Records follow. Pull out every line that contains "screenshot".

◆ RECORDS TO USE ◆

────

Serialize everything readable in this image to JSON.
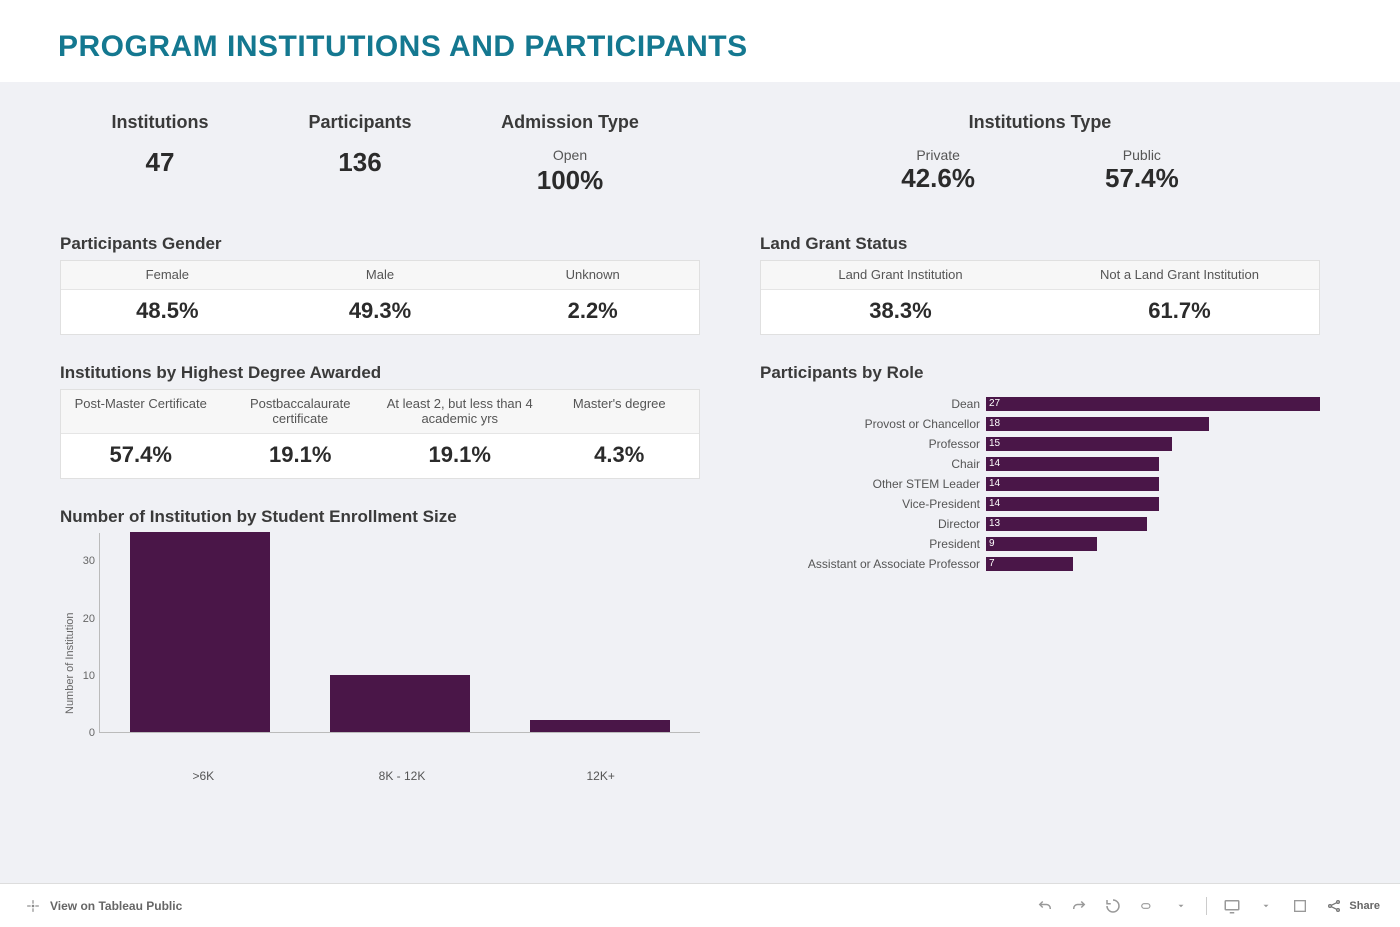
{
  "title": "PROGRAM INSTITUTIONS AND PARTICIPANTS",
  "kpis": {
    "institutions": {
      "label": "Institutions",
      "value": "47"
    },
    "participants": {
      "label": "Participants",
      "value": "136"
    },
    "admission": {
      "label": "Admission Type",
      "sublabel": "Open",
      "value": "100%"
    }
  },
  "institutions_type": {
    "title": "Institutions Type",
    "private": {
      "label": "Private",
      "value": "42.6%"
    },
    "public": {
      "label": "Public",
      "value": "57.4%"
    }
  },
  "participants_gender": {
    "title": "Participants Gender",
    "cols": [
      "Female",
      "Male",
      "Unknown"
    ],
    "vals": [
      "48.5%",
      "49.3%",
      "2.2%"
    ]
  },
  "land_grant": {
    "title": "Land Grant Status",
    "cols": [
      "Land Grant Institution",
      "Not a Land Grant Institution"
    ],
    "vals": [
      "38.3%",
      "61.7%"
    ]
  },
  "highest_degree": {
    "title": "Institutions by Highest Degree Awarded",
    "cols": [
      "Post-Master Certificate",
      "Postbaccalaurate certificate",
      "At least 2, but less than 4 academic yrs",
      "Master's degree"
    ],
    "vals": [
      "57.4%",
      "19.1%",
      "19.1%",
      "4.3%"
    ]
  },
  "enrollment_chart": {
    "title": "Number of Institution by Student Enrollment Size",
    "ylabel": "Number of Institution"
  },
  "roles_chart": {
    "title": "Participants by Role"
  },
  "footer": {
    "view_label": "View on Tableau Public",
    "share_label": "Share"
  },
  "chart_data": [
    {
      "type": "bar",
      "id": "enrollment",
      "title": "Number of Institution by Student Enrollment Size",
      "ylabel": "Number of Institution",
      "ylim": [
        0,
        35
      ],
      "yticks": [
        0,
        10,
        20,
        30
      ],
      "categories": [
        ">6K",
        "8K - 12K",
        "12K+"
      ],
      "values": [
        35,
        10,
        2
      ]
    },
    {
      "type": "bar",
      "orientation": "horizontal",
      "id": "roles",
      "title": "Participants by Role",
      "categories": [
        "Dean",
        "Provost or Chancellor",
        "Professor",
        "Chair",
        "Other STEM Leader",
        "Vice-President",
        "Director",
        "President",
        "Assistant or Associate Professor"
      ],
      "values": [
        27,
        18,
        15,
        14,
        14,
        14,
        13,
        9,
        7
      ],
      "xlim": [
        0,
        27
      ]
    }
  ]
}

────

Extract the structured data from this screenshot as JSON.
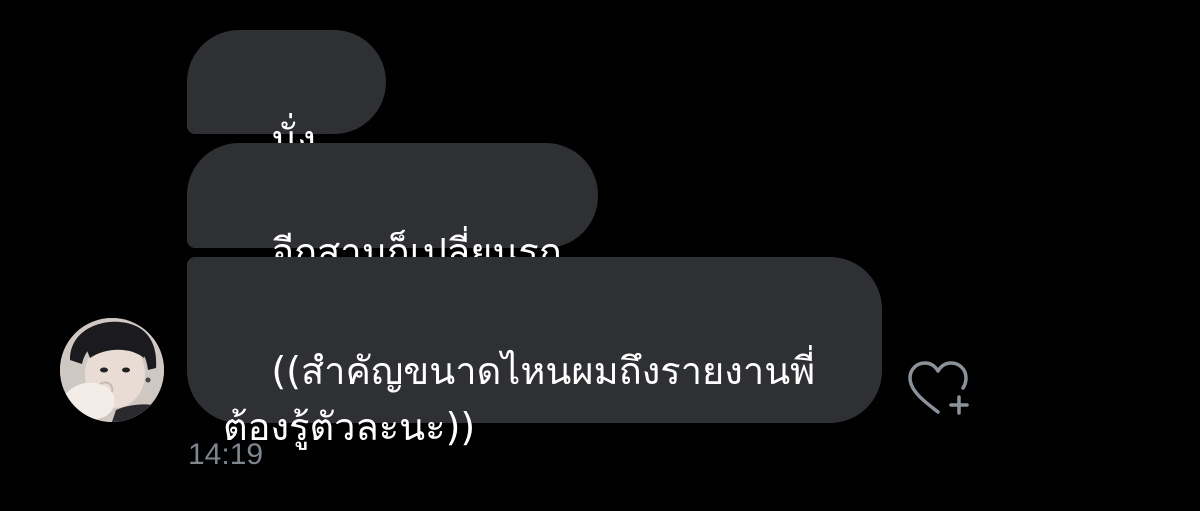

────

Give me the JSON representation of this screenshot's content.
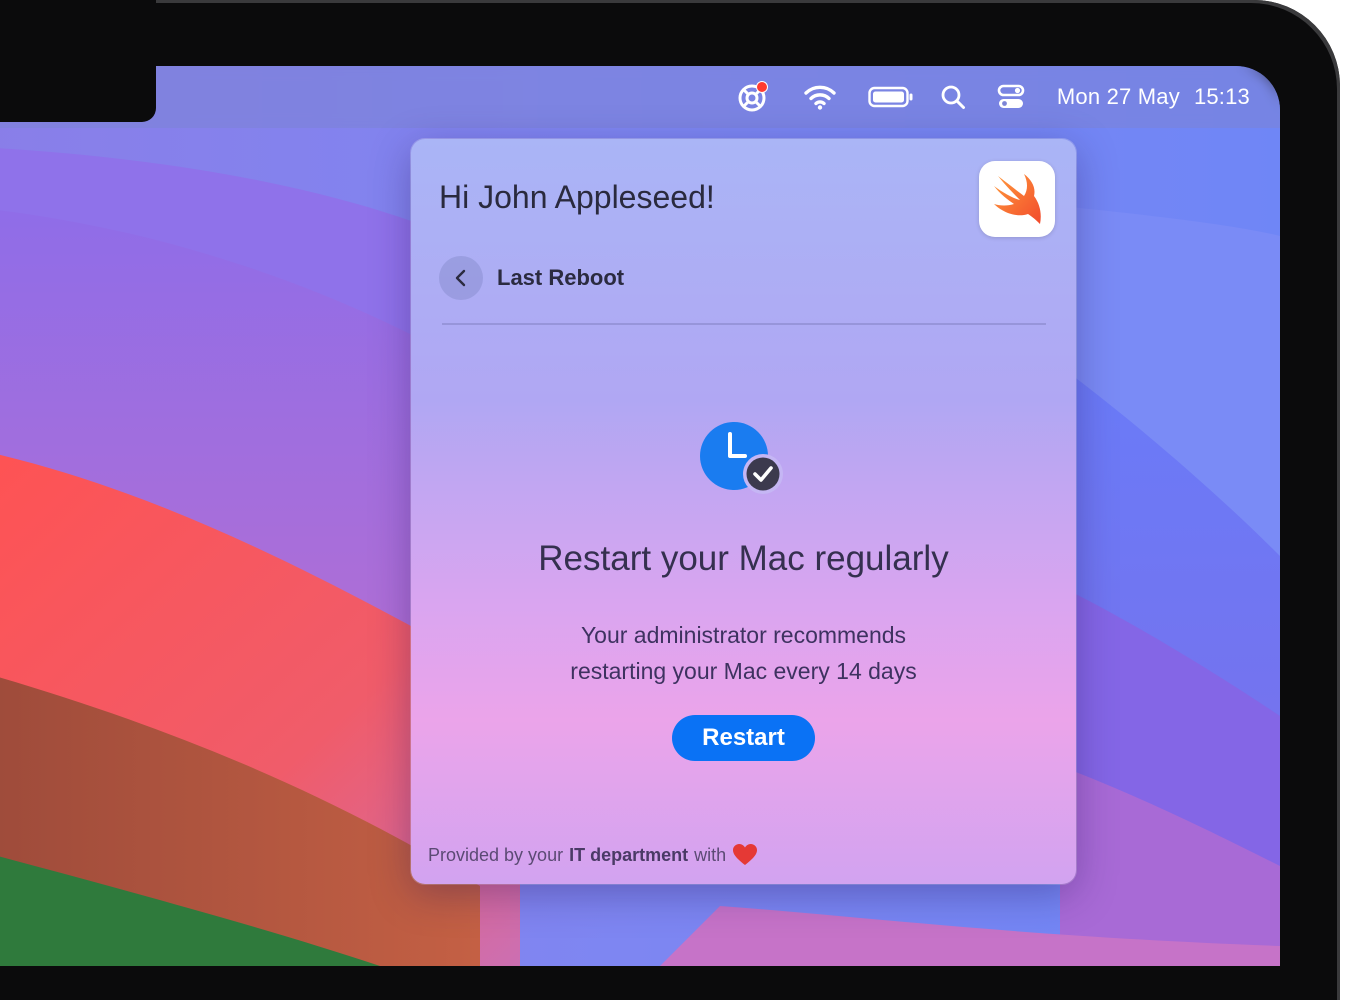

────

◆ FINAL RESULT ◆
Extract the structured data from this screenshot as JSON.
Give me the JSON representation of this screenshot's content.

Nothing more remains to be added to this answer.